▶ **Set problem**: Select, from the data, each line where "type" occurs.

Figure record extracts

___

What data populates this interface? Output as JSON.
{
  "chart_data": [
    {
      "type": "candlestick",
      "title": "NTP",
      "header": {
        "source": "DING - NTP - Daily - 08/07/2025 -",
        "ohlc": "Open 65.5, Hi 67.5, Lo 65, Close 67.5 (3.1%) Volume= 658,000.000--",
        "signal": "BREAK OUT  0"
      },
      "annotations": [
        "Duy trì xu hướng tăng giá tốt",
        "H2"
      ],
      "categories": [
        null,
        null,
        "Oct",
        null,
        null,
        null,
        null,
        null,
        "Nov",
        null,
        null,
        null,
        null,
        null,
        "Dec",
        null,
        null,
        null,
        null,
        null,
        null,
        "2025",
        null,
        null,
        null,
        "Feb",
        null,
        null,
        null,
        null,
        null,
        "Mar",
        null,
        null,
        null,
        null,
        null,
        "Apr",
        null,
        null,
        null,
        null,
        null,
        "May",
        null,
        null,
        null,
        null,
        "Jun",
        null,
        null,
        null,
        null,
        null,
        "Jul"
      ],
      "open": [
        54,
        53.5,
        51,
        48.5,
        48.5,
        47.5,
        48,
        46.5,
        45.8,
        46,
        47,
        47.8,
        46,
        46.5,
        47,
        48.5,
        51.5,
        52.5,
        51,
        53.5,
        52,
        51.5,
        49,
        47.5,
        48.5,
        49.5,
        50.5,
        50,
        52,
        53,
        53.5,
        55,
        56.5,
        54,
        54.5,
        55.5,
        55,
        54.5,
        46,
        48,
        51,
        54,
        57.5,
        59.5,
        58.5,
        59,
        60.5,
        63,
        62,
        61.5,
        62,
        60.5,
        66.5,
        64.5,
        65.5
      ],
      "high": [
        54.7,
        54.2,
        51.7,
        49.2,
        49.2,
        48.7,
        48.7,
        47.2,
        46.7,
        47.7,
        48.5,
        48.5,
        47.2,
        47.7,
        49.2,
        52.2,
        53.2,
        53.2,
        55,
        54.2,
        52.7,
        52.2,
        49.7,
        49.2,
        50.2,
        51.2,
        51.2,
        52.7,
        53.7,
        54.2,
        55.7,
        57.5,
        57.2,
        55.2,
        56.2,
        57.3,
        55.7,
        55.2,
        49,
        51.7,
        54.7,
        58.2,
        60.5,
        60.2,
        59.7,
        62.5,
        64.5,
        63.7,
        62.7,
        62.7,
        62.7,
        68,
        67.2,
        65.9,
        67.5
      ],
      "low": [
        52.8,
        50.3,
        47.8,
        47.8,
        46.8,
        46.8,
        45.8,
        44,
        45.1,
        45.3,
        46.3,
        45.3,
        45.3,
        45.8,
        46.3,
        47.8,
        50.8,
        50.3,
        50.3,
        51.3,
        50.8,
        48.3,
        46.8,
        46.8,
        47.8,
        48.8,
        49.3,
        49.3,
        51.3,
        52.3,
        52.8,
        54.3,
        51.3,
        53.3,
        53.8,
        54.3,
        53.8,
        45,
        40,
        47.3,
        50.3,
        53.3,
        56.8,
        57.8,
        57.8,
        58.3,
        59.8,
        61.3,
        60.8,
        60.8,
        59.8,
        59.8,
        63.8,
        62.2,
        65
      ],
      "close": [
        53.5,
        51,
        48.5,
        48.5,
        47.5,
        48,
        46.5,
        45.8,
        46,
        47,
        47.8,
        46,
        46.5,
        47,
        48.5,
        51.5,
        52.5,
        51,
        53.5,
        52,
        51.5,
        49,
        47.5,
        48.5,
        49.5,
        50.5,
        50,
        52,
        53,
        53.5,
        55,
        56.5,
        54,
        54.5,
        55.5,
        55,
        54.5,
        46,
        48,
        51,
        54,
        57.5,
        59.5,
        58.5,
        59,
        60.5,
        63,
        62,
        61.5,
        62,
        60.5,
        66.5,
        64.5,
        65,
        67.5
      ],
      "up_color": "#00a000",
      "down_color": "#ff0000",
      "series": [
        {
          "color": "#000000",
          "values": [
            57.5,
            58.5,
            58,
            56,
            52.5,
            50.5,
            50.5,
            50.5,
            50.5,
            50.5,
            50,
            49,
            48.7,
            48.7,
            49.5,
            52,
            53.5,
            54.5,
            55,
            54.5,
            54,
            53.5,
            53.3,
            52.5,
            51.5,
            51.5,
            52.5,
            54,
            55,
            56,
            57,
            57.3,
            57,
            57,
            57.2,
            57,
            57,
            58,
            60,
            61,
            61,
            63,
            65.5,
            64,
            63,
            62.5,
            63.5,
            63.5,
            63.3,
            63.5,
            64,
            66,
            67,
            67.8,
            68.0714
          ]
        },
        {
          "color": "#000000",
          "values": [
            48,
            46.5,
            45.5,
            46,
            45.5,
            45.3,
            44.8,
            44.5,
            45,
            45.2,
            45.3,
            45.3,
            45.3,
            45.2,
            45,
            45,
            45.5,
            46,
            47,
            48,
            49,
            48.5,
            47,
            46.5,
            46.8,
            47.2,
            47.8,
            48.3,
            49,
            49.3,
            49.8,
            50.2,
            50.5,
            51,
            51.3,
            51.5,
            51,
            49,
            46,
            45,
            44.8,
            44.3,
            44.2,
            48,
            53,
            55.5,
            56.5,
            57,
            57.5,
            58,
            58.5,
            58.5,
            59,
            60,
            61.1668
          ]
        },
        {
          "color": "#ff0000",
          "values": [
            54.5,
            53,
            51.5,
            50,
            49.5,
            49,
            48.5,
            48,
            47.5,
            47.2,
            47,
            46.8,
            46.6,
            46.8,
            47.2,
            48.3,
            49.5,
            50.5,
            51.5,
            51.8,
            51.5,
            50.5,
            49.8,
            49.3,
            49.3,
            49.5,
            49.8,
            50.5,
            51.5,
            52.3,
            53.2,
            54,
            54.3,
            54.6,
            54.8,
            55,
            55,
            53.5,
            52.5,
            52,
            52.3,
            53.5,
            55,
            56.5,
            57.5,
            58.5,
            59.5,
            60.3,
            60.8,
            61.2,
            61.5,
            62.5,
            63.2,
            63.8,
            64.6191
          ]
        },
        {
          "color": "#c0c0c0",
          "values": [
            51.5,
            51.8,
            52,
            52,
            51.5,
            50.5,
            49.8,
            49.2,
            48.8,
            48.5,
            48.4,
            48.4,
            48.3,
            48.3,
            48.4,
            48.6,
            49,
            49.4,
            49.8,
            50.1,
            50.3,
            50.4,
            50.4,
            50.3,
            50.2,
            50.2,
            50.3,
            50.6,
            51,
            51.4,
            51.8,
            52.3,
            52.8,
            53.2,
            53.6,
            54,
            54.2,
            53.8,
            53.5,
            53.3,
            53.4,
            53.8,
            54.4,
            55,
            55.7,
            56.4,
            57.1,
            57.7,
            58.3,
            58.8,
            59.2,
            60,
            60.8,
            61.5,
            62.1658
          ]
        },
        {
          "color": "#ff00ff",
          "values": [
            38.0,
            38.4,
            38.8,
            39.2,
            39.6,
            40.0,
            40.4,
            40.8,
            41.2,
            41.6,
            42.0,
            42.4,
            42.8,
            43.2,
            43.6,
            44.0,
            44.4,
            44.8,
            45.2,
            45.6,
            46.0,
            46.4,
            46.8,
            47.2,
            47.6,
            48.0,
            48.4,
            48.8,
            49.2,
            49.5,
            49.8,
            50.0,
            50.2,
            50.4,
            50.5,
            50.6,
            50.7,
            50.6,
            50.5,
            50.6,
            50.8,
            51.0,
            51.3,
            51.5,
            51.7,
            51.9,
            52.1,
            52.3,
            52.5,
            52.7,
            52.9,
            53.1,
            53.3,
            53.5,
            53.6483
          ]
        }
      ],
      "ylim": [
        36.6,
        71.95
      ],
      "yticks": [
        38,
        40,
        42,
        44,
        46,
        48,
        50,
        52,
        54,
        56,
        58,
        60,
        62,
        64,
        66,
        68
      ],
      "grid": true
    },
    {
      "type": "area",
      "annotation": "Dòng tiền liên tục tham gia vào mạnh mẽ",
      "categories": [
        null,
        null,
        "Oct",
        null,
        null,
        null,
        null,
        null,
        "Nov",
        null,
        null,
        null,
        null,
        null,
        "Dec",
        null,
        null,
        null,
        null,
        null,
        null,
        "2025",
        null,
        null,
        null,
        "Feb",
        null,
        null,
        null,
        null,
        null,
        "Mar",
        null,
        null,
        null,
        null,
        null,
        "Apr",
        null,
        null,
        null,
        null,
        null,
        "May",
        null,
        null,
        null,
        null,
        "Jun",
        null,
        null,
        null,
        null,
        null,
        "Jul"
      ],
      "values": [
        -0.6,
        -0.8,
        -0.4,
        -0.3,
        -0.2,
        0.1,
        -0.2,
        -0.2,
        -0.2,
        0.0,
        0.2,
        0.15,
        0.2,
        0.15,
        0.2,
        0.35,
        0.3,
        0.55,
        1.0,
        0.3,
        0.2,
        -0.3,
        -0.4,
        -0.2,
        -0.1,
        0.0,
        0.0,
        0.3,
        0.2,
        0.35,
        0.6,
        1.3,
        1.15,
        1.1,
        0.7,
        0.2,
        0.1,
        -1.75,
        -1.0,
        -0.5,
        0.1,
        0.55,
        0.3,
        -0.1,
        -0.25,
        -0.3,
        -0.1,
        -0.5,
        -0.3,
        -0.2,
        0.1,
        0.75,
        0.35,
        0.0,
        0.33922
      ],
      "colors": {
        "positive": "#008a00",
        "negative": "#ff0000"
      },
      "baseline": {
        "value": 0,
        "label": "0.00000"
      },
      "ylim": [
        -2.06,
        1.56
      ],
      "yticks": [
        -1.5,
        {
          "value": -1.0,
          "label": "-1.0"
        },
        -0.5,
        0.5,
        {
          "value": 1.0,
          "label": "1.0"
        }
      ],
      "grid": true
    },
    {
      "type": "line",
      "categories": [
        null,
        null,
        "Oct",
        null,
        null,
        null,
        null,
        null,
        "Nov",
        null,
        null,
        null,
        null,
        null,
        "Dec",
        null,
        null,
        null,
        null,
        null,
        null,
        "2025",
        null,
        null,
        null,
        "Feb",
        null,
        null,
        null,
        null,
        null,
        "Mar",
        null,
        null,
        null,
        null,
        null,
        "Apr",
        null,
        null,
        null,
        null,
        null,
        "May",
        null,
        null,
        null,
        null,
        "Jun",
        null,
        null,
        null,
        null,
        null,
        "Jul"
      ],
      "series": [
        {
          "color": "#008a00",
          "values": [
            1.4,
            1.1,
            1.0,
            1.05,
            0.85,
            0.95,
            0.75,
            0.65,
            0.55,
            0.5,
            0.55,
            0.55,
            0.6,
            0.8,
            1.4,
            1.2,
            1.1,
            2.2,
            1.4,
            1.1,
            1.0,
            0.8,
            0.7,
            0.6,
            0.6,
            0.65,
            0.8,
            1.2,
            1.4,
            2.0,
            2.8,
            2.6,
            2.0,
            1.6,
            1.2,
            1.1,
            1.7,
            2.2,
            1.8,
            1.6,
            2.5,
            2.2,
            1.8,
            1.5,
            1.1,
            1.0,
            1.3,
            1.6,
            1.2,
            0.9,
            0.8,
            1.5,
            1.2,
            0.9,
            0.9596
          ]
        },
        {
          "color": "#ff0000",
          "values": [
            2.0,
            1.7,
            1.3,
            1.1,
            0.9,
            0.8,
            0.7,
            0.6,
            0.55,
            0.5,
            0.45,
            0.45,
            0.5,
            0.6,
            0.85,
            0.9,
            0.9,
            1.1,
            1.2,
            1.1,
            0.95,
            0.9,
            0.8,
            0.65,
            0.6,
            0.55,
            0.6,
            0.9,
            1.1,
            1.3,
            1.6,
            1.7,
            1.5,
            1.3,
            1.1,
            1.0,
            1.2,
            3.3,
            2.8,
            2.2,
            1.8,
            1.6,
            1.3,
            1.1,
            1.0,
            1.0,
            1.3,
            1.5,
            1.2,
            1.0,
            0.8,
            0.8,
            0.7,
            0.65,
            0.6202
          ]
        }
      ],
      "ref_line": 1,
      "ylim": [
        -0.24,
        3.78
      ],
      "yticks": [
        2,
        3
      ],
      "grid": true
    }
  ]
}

___

▶ **Answer below**:
      "type": "candlestick",
      "type": "area",
      "type": "line",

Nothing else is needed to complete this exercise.